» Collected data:
══════════

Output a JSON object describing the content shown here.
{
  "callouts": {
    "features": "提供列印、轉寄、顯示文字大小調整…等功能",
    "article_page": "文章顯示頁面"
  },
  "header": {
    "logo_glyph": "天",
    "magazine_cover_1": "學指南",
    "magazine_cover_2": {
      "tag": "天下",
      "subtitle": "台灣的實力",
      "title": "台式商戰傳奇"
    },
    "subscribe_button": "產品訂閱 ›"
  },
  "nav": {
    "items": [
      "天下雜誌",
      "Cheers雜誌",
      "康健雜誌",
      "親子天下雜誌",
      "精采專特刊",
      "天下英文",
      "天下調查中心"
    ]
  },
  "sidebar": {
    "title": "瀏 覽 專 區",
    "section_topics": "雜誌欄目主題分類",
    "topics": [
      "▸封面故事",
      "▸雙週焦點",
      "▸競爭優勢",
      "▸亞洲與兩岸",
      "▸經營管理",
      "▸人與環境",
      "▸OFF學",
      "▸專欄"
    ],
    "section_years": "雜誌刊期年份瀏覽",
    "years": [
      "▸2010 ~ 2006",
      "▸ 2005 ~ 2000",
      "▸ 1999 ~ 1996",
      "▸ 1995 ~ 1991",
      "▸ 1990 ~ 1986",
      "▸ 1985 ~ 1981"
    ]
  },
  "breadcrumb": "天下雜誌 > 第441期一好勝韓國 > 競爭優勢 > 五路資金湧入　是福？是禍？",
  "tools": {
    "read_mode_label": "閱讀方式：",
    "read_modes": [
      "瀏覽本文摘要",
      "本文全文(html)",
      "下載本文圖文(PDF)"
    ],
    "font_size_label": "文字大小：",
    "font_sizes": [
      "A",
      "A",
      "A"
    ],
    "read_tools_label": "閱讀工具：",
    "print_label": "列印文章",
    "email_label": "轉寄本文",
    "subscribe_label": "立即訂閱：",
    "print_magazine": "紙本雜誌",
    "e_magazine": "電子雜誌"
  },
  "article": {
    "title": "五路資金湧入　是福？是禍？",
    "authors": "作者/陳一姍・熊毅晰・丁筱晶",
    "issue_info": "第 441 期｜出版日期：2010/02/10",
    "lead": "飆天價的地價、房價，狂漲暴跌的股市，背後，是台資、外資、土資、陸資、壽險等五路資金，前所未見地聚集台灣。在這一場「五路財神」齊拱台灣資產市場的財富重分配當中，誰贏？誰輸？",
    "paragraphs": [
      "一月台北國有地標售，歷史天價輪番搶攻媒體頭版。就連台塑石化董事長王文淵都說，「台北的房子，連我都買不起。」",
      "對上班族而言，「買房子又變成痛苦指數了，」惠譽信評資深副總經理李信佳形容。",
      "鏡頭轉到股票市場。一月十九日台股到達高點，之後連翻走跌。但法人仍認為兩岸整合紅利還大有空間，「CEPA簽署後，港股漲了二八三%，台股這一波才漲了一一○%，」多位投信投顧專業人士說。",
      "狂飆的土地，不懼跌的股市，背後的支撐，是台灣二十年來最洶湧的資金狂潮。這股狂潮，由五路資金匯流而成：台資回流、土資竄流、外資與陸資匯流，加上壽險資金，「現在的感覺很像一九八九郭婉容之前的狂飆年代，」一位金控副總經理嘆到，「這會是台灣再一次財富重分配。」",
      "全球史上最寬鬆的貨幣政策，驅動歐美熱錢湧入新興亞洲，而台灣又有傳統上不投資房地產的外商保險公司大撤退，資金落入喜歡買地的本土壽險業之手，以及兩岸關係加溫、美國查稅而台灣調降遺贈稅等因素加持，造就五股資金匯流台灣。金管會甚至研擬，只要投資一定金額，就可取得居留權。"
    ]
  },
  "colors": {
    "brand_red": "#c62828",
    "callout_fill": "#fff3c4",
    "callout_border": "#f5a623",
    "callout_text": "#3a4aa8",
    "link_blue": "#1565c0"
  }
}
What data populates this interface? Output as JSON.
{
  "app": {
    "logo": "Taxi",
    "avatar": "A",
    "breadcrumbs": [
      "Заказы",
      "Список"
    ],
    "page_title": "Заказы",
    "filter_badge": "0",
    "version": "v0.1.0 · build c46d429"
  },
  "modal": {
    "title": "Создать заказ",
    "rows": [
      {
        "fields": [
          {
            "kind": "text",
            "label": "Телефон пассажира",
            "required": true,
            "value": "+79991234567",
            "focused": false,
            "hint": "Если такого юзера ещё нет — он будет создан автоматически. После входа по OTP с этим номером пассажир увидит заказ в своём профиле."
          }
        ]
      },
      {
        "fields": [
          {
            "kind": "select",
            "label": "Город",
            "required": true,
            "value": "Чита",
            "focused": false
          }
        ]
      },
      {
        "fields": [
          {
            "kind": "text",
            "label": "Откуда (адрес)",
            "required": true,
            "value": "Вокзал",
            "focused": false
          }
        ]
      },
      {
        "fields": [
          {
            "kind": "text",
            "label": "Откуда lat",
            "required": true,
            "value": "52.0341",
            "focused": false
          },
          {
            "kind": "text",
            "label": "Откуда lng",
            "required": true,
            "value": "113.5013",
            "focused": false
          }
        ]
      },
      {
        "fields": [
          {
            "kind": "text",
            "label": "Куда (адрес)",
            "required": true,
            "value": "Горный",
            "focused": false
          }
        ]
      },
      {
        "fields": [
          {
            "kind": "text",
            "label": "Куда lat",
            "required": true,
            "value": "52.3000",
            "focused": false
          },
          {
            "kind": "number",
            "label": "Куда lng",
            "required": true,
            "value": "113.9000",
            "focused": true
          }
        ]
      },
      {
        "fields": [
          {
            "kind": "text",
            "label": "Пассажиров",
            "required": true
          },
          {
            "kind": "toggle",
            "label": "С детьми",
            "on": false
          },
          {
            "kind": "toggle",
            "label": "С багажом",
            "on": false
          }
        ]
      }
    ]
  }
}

══════════

» What the task requires: Transcribe the material above in its entirety. Match it exactly.

» Solution below:
Output a JSON object describing the content shown here.
{
  "callouts": {
    "features": "提供列印、轉寄、顯示文字大小調整…等功能",
    "article_page": "文章顯示頁面"
  },
  "header": {
    "logo_glyph": "天",
    "magazine_cover_1": "學指南",
    "magazine_cover_2": {
      "tag": "天下",
      "subtitle": "台灣的實力",
      "title": "台式商戰傳奇"
    },
    "subscribe_button": "產品訂閱 ›"
  },
  "nav": {
    "items": [
      "天下雜誌",
      "Cheers雜誌",
      "康健雜誌",
      "親子天下雜誌",
      "精采專特刊",
      "天下英文",
      "天下調查中心"
    ]
  },
  "sidebar": {
    "title": "瀏 覽 專 區",
    "section_topics": "雜誌欄目主題分類",
    "topics": [
      "▸封面故事",
      "▸雙週焦點",
      "▸競爭優勢",
      "▸亞洲與兩岸",
      "▸經營管理",
      "▸人與環境",
      "▸OFF學",
      "▸專欄"
    ],
    "section_years": "雜誌刊期年份瀏覽",
    "years": [
      "▸2010 ~ 2006",
      "▸ 2005 ~ 2000",
      "▸ 1999 ~ 1996",
      "▸ 1995 ~ 1991",
      "▸ 1990 ~ 1986",
      "▸ 1985 ~ 1981"
    ]
  },
  "breadcrumb": "天下雜誌 > 第441期一好勝韓國 > 競爭優勢 > 五路資金湧入　是福？是禍？",
  "tools": {
    "read_mode_label": "閱讀方式：",
    "read_modes": [
      "瀏覽本文摘要",
      "本文全文(html)",
      "下載本文圖文(PDF)"
    ],
    "font_size_label": "文字大小：",
    "font_sizes": [
      "A",
      "A",
      "A"
    ],
    "read_tools_label": "閱讀工具：",
    "print_label": "列印文章",
    "email_label": "轉寄本文",
    "subscribe_label": "立即訂閱：",
    "print_magazine": "紙本雜誌",
    "e_magazine": "電子雜誌"
  },
  "article": {
    "title": "五路資金湧入　是福？是禍？",
    "authors": "作者/陳一姍・熊毅晰・丁筱晶",
    "issue_info": "第 441 期｜出版日期：2010/02/10",
    "lead": "飆天價的地價、房價，狂漲暴跌的股市，背後，是台資、外資、土資、陸資、壽險等五路資金，前所未見地聚集台灣。在這一場「五路財神」齊拱台灣資產市場的財富重分配當中，誰贏？誰輸？",
    "paragraphs": [
      "一月台北國有地標售，歷史天價輪番搶攻媒體頭版。就連台塑石化董事長王文淵都說，「台北的房子，連我都買不起。」",
      "對上班族而言，「買房子又變成痛苦指數了，」惠譽信評資深副總經理李信佳形容。",
      "鏡頭轉到股票市場。一月十九日台股到達高點，之後連翻走跌。但法人仍認為兩岸整合紅利還大有空間，「CEPA簽署後，港股漲了二八三%，台股這一波才漲了一一○%，」多位投信投顧專業人士說。",
      "狂飆的土地，不懼跌的股市，背後的支撐，是台灣二十年來最洶湧的資金狂潮。這股狂潮，由五路資金匯流而成：台資回流、土資竄流、外資與陸資匯流，加上壽險資金，「現在的感覺很像一九八九郭婉容之前的狂飆年代，」一位金控副總經理嘆到，「這會是台灣再一次財富重分配。」",
      "全球史上最寬鬆的貨幣政策，驅動歐美熱錢湧入新興亞洲，而台灣又有傳統上不投資房地產的外商保險公司大撤退，資金落入喜歡買地的本土壽險業之手，以及兩岸關係加溫、美國查稅而台灣調降遺贈稅等因素加持，造就五股資金匯流台灣。金管會甚至研擬，只要投資一定金額，就可取得居留權。"
    ]
  },
  "colors": {
    "brand_red": "#c62828",
    "callout_fill": "#fff3c4",
    "callout_border": "#f5a623",
    "callout_text": "#3a4aa8",
    "link_blue": "#1565c0"
  }
}
What data populates this interface? Output as JSON.
{
  "app": {
    "logo": "Taxi",
    "avatar": "A",
    "breadcrumbs": [
      "Заказы",
      "Список"
    ],
    "page_title": "Заказы",
    "filter_badge": "0",
    "version": "v0.1.0 · build c46d429"
  },
  "modal": {
    "title": "Создать заказ",
    "rows": [
      {
        "fields": [
          {
            "kind": "text",
            "label": "Телефон пассажира",
            "required": true,
            "value": "+79991234567",
            "focused": false,
            "hint": "Если такого юзера ещё нет — он будет создан автоматически. После входа по OTP с этим номером пассажир увидит заказ в своём профиле."
          }
        ]
      },
      {
        "fields": [
          {
            "kind": "select",
            "label": "Город",
            "required": true,
            "value": "Чита",
            "focused": false
          }
        ]
      },
      {
        "fields": [
          {
            "kind": "text",
            "label": "Откуда (адрес)",
            "required": true,
            "value": "Вокзал",
            "focused": false
          }
        ]
      },
      {
        "fields": [
          {
            "kind": "text",
            "label": "Откуда lat",
            "required": true,
            "value": "52.0341",
            "focused": false
          },
          {
            "kind": "text",
            "label": "Откуда lng",
            "required": true,
            "value": "113.5013",
            "focused": false
          }
        ]
      },
      {
        "fields": [
          {
            "kind": "text",
            "label": "Куда (адрес)",
            "required": true,
            "value": "Горный",
            "focused": false
          }
        ]
      },
      {
        "fields": [
          {
            "kind": "text",
            "label": "Куда lat",
            "required": true,
            "value": "52.3000",
            "focused": false
          },
          {
            "kind": "number",
            "label": "Куда lng",
            "required": true,
            "value": "113.9000",
            "focused": true
          }
        ]
      },
      {
        "fields": [
          {
            "kind": "text",
            "label": "Пассажиров",
            "required": true
          },
          {
            "kind": "toggle",
            "label": "С детьми",
            "on": false
          },
          {
            "kind": "toggle",
            "label": "С багажом",
            "on": false
          }
        ]
      }
    ]
  }
}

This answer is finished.